Stored records
━━━━━━━━━━━━━━━━━━━━
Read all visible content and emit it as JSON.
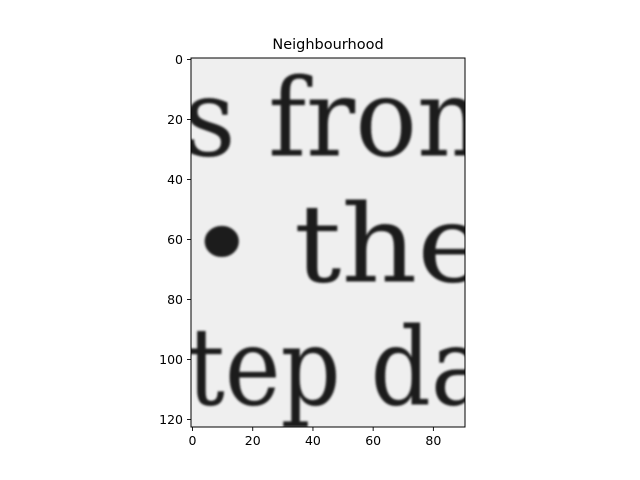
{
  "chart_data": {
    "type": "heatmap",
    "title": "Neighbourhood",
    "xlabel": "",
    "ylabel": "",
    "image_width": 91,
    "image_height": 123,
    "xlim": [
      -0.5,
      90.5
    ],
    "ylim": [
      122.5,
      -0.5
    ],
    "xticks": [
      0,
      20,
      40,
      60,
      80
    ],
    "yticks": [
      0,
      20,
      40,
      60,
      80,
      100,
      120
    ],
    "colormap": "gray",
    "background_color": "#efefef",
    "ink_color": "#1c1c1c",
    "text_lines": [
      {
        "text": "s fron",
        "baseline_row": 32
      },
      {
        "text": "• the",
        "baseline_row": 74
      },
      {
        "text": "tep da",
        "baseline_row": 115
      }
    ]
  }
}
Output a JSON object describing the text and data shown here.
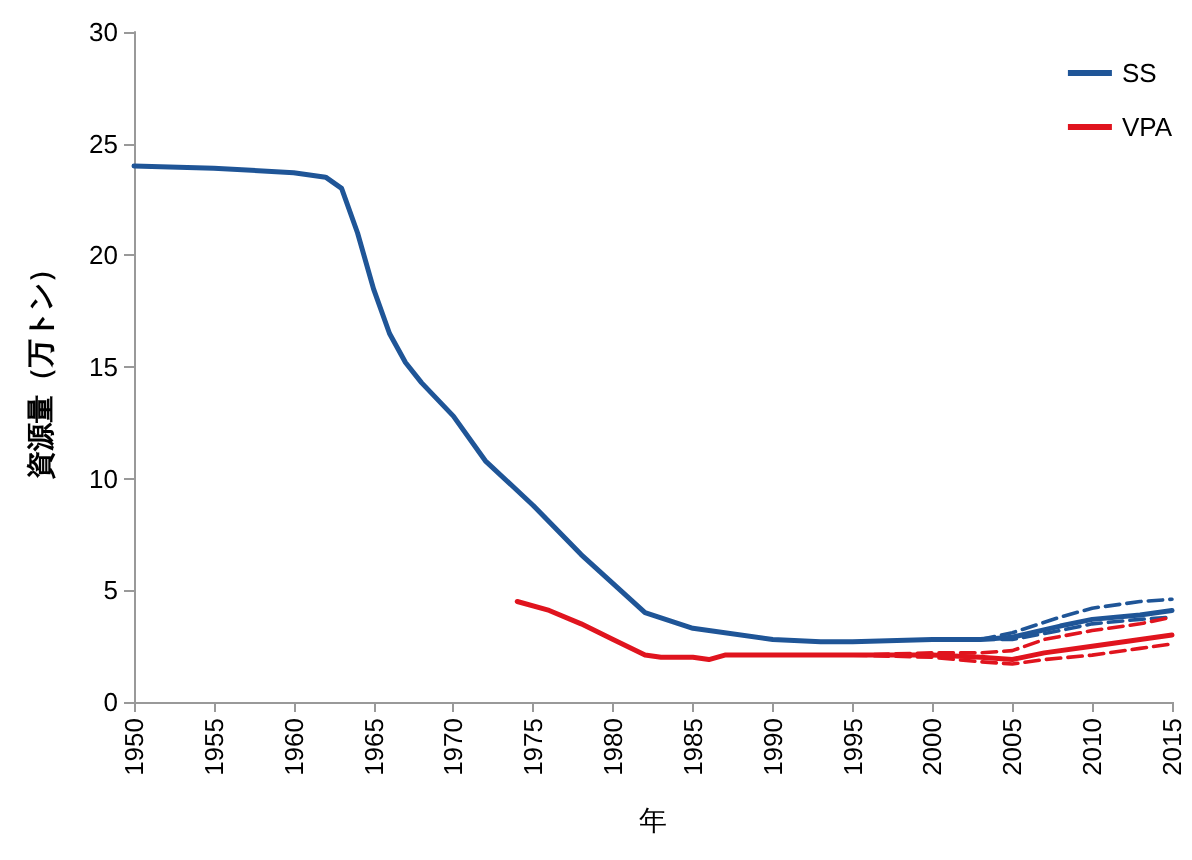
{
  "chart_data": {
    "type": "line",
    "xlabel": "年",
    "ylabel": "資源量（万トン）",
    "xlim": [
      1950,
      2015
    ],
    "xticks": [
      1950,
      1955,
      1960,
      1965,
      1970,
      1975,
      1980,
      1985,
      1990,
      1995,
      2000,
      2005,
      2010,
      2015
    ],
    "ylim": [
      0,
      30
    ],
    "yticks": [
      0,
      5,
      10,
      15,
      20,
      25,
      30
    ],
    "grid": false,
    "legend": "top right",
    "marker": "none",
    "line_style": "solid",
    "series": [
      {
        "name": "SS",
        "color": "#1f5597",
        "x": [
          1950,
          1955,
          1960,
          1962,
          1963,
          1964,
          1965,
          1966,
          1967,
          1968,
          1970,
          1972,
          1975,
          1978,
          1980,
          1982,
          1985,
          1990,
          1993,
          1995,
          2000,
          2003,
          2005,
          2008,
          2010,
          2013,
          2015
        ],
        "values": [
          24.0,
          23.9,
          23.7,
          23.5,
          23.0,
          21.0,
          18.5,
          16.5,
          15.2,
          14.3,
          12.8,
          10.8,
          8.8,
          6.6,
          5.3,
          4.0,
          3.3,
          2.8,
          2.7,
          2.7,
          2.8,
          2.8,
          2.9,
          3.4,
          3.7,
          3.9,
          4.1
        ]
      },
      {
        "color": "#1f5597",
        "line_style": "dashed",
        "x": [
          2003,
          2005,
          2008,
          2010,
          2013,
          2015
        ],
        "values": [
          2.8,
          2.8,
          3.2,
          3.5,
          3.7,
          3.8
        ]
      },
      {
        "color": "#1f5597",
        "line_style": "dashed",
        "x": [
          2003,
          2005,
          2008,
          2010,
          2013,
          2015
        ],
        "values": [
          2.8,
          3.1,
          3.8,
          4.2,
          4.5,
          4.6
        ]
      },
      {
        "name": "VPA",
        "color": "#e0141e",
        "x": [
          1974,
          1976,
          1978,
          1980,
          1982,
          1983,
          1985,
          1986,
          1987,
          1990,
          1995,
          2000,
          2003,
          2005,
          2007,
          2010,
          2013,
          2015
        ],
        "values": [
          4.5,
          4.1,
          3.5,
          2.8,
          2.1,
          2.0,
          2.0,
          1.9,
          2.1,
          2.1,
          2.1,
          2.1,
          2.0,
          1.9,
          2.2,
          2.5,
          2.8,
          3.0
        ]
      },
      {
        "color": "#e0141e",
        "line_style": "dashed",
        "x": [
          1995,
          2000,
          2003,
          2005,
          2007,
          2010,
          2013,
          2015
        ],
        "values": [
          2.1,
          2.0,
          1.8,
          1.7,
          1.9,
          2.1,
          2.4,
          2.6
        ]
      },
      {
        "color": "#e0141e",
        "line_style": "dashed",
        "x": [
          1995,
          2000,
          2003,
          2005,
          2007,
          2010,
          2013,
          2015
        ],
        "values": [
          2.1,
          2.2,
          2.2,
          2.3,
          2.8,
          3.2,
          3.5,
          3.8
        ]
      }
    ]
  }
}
━━━━━━━━━━━━━━━━━━━━
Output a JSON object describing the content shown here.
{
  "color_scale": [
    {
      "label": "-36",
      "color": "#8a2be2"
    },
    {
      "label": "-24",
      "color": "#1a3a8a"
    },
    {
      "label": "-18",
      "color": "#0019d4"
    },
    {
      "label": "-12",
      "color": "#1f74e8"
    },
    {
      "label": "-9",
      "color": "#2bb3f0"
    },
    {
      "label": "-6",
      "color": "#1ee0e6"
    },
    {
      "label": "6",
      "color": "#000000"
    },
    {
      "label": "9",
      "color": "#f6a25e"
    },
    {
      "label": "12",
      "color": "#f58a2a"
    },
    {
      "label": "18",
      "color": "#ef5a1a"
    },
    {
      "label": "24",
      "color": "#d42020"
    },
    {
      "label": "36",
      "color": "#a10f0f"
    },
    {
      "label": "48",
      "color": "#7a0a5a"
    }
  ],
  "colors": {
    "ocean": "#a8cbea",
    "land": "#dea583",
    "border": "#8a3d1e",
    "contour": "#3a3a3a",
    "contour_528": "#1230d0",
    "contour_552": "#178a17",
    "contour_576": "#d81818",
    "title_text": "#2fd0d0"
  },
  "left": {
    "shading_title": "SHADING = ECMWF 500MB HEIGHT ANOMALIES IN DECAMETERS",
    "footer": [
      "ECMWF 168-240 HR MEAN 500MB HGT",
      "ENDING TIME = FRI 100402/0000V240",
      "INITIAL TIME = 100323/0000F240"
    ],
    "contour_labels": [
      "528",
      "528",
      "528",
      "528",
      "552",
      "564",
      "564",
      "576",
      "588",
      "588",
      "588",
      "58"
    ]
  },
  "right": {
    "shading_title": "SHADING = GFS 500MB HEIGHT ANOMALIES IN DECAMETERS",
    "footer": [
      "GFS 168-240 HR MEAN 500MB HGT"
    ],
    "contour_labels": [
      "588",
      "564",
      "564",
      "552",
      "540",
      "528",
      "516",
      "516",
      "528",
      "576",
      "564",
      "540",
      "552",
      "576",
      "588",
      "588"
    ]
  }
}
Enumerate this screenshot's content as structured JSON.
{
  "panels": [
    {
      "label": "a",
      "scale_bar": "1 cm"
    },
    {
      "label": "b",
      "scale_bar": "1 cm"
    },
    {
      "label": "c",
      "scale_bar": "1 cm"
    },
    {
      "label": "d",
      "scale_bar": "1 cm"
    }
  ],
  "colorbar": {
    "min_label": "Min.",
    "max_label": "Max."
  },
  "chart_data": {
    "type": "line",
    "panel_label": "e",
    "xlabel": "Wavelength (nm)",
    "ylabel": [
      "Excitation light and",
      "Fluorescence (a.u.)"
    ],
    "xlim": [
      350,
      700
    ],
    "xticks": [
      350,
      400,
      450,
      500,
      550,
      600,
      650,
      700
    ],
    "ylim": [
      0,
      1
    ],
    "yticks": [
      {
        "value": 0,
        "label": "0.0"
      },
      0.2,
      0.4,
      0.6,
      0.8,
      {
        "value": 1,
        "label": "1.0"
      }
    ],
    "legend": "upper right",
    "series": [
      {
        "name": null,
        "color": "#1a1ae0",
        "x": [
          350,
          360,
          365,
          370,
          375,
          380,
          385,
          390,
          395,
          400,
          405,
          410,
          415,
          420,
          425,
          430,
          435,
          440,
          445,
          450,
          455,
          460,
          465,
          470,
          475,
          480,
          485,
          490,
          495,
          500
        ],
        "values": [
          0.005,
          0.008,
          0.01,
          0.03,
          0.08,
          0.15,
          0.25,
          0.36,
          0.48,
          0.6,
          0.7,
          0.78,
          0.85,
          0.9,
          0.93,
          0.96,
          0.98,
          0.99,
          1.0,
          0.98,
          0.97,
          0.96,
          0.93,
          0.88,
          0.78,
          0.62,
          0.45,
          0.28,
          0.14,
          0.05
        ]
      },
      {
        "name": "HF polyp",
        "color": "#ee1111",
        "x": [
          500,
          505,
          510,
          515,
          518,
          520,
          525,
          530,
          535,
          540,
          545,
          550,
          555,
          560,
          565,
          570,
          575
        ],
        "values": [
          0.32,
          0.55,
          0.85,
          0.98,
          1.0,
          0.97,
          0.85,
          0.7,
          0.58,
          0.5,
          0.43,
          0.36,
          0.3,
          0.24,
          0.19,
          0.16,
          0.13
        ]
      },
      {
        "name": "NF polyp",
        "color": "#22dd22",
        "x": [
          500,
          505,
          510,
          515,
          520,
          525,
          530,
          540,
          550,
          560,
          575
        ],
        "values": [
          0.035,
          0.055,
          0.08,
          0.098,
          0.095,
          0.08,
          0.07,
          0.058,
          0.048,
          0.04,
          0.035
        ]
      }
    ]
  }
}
━━━━━━━━━━━━━━━━━━━━
** What the task asks **
Find the word "SHADING" in the entries above and gather every line that holds it.

** Answer for the task **
    "shading_title": "SHADING = ECMWF 500MB HEIGHT ANOMALIES IN DECAMETERS",
    "shading_title": "SHADING = GFS 500MB HEIGHT ANOMALIES IN DECAMETERS",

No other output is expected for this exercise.